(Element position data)

========================

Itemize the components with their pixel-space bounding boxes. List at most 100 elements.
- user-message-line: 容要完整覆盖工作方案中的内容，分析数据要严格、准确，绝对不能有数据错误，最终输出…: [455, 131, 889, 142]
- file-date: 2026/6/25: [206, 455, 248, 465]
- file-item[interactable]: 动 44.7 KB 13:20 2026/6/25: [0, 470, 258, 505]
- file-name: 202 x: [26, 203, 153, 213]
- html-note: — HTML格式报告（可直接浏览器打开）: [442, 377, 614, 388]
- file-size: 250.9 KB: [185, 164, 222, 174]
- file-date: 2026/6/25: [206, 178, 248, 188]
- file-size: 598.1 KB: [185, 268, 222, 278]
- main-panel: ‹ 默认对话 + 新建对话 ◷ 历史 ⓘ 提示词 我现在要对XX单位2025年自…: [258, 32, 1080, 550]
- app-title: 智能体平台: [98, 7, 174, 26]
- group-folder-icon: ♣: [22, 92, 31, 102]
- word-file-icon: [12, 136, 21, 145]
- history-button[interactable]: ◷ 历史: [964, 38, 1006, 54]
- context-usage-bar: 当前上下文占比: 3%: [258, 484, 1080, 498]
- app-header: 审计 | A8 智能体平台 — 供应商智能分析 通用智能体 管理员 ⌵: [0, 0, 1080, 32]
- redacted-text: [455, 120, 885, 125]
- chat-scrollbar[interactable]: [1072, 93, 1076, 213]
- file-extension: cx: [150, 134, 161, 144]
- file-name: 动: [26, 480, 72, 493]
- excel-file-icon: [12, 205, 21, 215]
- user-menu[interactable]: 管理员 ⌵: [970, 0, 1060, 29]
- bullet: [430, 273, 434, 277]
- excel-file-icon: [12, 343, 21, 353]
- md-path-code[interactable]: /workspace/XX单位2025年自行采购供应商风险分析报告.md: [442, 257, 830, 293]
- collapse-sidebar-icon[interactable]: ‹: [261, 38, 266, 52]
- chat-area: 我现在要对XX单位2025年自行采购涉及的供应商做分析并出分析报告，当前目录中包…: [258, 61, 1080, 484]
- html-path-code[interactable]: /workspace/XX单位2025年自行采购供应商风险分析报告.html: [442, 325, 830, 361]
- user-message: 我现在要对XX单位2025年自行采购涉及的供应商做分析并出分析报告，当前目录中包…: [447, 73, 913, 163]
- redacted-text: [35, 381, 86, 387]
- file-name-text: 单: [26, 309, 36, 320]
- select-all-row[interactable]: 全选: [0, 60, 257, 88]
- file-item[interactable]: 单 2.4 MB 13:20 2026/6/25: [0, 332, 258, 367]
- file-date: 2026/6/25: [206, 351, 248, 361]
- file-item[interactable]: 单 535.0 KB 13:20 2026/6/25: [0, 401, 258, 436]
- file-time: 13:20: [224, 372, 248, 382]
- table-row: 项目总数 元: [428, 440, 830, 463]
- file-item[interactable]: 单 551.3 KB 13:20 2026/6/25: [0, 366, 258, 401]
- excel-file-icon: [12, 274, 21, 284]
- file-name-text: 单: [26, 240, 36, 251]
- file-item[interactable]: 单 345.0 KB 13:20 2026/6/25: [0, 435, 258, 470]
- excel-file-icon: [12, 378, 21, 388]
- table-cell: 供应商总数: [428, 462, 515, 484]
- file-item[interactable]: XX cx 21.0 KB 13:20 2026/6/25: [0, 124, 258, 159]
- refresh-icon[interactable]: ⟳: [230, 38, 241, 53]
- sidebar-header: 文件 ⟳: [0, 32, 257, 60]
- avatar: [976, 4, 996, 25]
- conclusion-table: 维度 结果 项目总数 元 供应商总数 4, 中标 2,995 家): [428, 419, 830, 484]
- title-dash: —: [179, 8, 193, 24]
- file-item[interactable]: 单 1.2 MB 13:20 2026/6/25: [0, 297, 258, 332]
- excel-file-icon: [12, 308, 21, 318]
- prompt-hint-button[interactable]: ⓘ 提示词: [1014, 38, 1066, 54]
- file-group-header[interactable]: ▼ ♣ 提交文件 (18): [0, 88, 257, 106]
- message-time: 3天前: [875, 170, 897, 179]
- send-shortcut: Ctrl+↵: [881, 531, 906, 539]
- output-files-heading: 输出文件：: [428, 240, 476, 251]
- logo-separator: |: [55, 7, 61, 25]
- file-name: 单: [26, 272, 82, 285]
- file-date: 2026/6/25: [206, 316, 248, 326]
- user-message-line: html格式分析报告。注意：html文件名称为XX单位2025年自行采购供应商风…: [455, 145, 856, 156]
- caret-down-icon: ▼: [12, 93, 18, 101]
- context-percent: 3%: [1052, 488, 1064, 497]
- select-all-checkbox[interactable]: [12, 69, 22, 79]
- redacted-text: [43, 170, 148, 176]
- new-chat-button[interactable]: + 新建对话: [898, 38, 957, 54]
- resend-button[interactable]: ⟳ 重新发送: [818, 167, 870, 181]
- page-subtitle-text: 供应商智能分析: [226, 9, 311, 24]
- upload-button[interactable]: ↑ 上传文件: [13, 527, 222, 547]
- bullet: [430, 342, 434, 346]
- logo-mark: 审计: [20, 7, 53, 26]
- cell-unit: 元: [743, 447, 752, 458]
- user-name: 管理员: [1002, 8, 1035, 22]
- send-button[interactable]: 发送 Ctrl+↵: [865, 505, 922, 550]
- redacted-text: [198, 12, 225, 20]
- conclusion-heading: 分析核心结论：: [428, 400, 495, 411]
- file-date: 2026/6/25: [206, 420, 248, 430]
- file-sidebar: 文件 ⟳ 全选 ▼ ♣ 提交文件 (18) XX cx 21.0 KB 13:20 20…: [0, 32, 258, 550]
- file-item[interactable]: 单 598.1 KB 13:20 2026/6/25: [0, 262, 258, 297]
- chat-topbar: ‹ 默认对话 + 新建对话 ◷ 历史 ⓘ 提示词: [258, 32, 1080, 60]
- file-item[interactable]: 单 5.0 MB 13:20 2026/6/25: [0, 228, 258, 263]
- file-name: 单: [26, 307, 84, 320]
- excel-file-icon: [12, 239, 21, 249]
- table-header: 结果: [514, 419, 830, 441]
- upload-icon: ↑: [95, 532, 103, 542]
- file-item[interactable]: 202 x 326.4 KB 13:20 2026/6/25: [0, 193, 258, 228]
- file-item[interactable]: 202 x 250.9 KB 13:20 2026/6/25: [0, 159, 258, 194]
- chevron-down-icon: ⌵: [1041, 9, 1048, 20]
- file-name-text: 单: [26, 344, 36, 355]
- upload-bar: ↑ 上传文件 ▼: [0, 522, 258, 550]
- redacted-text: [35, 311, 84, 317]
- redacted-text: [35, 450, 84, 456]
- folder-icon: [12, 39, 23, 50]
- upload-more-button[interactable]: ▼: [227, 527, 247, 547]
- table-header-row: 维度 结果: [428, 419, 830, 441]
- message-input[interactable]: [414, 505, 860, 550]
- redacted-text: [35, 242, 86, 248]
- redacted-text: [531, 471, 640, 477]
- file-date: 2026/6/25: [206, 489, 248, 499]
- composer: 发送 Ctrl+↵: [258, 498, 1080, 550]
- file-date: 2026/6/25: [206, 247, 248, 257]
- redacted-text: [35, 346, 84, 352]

========================

EXERCISE REQUIREMENTS
Copy out these lines again, swapping in "hidden-text" for every "redacted-text" and leaving everything else untouched.

RESULT FOR THIS EXERCISE
Itemize the components with their pixel-space bounding boxes. List at most 100 elements.
- user-message-line: 容要完整覆盖工作方案中的内容，分析数据要严格、准确，绝对不能有数据错误，最终输出…: [455, 131, 889, 142]
- file-date: 2026/6/25: [206, 455, 248, 465]
- file-item[interactable]: 动 44.7 KB 13:20 2026/6/25: [0, 470, 258, 505]
- file-name: 202 x: [26, 203, 153, 213]
- html-note: — HTML格式报告（可直接浏览器打开）: [442, 377, 614, 388]
- file-size: 250.9 KB: [185, 164, 222, 174]
- file-date: 2026/6/25: [206, 178, 248, 188]
- file-size: 598.1 KB: [185, 268, 222, 278]
- main-panel: ‹ 默认对话 + 新建对话 ◷ 历史 ⓘ 提示词 我现在要对XX单位2025年自…: [258, 32, 1080, 550]
- app-title: 智能体平台: [98, 7, 174, 26]
- group-folder-icon: ♣: [22, 92, 31, 102]
- word-file-icon: [12, 136, 21, 145]
- history-button[interactable]: ◷ 历史: [964, 38, 1006, 54]
- context-usage-bar: 当前上下文占比: 3%: [258, 484, 1080, 498]
- app-header: 审计 | A8 智能体平台 — 供应商智能分析 通用智能体 管理员 ⌵: [0, 0, 1080, 32]
- hidden-text: [455, 120, 885, 125]
- chat-scrollbar[interactable]: [1072, 93, 1076, 213]
- file-extension: cx: [150, 134, 161, 144]
- file-name: 动: [26, 480, 72, 493]
- excel-file-icon: [12, 205, 21, 215]
- user-menu[interactable]: 管理员 ⌵: [970, 0, 1060, 29]
- bullet: [430, 273, 434, 277]
- excel-file-icon: [12, 343, 21, 353]
- md-path-code[interactable]: /workspace/XX单位2025年自行采购供应商风险分析报告.md: [442, 257, 830, 293]
- collapse-sidebar-icon[interactable]: ‹: [261, 38, 266, 52]
- chat-area: 我现在要对XX单位2025年自行采购涉及的供应商做分析并出分析报告，当前目录中包…: [258, 61, 1080, 484]
- html-path-code[interactable]: /workspace/XX单位2025年自行采购供应商风险分析报告.html: [442, 325, 830, 361]
- user-message: 我现在要对XX单位2025年自行采购涉及的供应商做分析并出分析报告，当前目录中包…: [447, 73, 913, 163]
- hidden-text: [35, 381, 86, 387]
- file-name-text: 单: [26, 309, 36, 320]
- select-all-row[interactable]: 全选: [0, 60, 257, 88]
- file-item[interactable]: 单 2.4 MB 13:20 2026/6/25: [0, 332, 258, 367]
- file-date: 2026/6/25: [206, 351, 248, 361]
- file-item[interactable]: 单 535.0 KB 13:20 2026/6/25: [0, 401, 258, 436]
- file-time: 13:20: [224, 372, 248, 382]
- table-row: 项目总数 元: [428, 440, 830, 463]
- file-item[interactable]: 单 551.3 KB 13:20 2026/6/25: [0, 366, 258, 401]
- excel-file-icon: [12, 274, 21, 284]
- file-name-text: 单: [26, 240, 36, 251]
- file-item[interactable]: 单 345.0 KB 13:20 2026/6/25: [0, 435, 258, 470]
- excel-file-icon: [12, 378, 21, 388]
- table-cell: 供应商总数: [428, 462, 515, 484]
- file-item[interactable]: XX cx 21.0 KB 13:20 2026/6/25: [0, 124, 258, 159]
- refresh-icon[interactable]: ⟳: [230, 38, 241, 53]
- sidebar-header: 文件 ⟳: [0, 32, 257, 60]
- avatar: [976, 4, 996, 25]
- conclusion-table: 维度 结果 项目总数 元 供应商总数 4, 中标 2,995 家): [428, 419, 830, 484]
- title-dash: —: [179, 8, 193, 24]
- file-item[interactable]: 单 1.2 MB 13:20 2026/6/25: [0, 297, 258, 332]
- excel-file-icon: [12, 308, 21, 318]
- prompt-hint-button[interactable]: ⓘ 提示词: [1014, 38, 1066, 54]
- file-group-header[interactable]: ▼ ♣ 提交文件 (18): [0, 88, 257, 106]
- message-time: 3天前: [875, 170, 897, 179]
- send-shortcut: Ctrl+↵: [881, 531, 906, 539]
- output-files-heading: 输出文件：: [428, 240, 476, 251]
- logo-separator: |: [55, 7, 61, 25]
- file-name: 单: [26, 272, 82, 285]
- file-date: 2026/6/25: [206, 316, 248, 326]
- user-message-line: html格式分析报告。注意：html文件名称为XX单位2025年自行采购供应商风…: [455, 145, 856, 156]
- caret-down-icon: ▼: [12, 93, 18, 101]
- context-percent: 3%: [1052, 488, 1064, 497]
- select-all-checkbox[interactable]: [12, 69, 22, 79]
- hidden-text: [43, 170, 148, 176]
- new-chat-button[interactable]: + 新建对话: [898, 38, 957, 54]
- resend-button[interactable]: ⟳ 重新发送: [818, 167, 870, 181]
- page-subtitle-text: 供应商智能分析: [226, 9, 311, 24]
- upload-button[interactable]: ↑ 上传文件: [13, 527, 222, 547]
- bullet: [430, 342, 434, 346]
- logo-mark: 审计: [20, 7, 53, 26]
- cell-unit: 元: [743, 447, 752, 458]
- user-name: 管理员: [1002, 8, 1035, 22]
- send-button[interactable]: 发送 Ctrl+↵: [865, 505, 922, 550]
- hidden-text: [198, 12, 225, 20]
- conclusion-heading: 分析核心结论：: [428, 400, 495, 411]
- file-date: 2026/6/25: [206, 420, 248, 430]
- file-sidebar: 文件 ⟳ 全选 ▼ ♣ 提交文件 (18) XX cx 21.0 KB 13:20 20…: [0, 32, 258, 550]
- file-item[interactable]: 单 598.1 KB 13:20 2026/6/25: [0, 262, 258, 297]
- chat-topbar: ‹ 默认对话 + 新建对话 ◷ 历史 ⓘ 提示词: [258, 32, 1080, 60]
- file-item[interactable]: 单 5.0 MB 13:20 2026/6/25: [0, 228, 258, 263]
- file-name: 单: [26, 307, 84, 320]
- excel-file-icon: [12, 239, 21, 249]
- table-header: 结果: [514, 419, 830, 441]
- upload-icon: ↑: [95, 532, 103, 542]
- file-item[interactable]: 202 x 326.4 KB 13:20 2026/6/25: [0, 193, 258, 228]
- file-item[interactable]: 202 x 250.9 KB 13:20 2026/6/25: [0, 159, 258, 194]
- chevron-down-icon: ⌵: [1041, 9, 1048, 20]
- file-name-text: 单: [26, 344, 36, 355]
- upload-bar: ↑ 上传文件 ▼: [0, 522, 258, 550]
- hidden-text: [35, 311, 84, 317]
- hidden-text: [35, 450, 84, 456]
- folder-icon: [12, 39, 23, 50]
- upload-more-button[interactable]: ▼: [227, 527, 247, 547]
- table-header-row: 维度 结果: [428, 419, 830, 441]
- message-input[interactable]: [414, 505, 860, 550]
- hidden-text: [35, 242, 86, 248]
- hidden-text: [531, 471, 640, 477]
- file-date: 2026/6/25: [206, 489, 248, 499]
- composer: 发送 Ctrl+↵: [258, 498, 1080, 550]
- file-date: 2026/6/25: [206, 247, 248, 257]
- hidden-text: [35, 346, 84, 352]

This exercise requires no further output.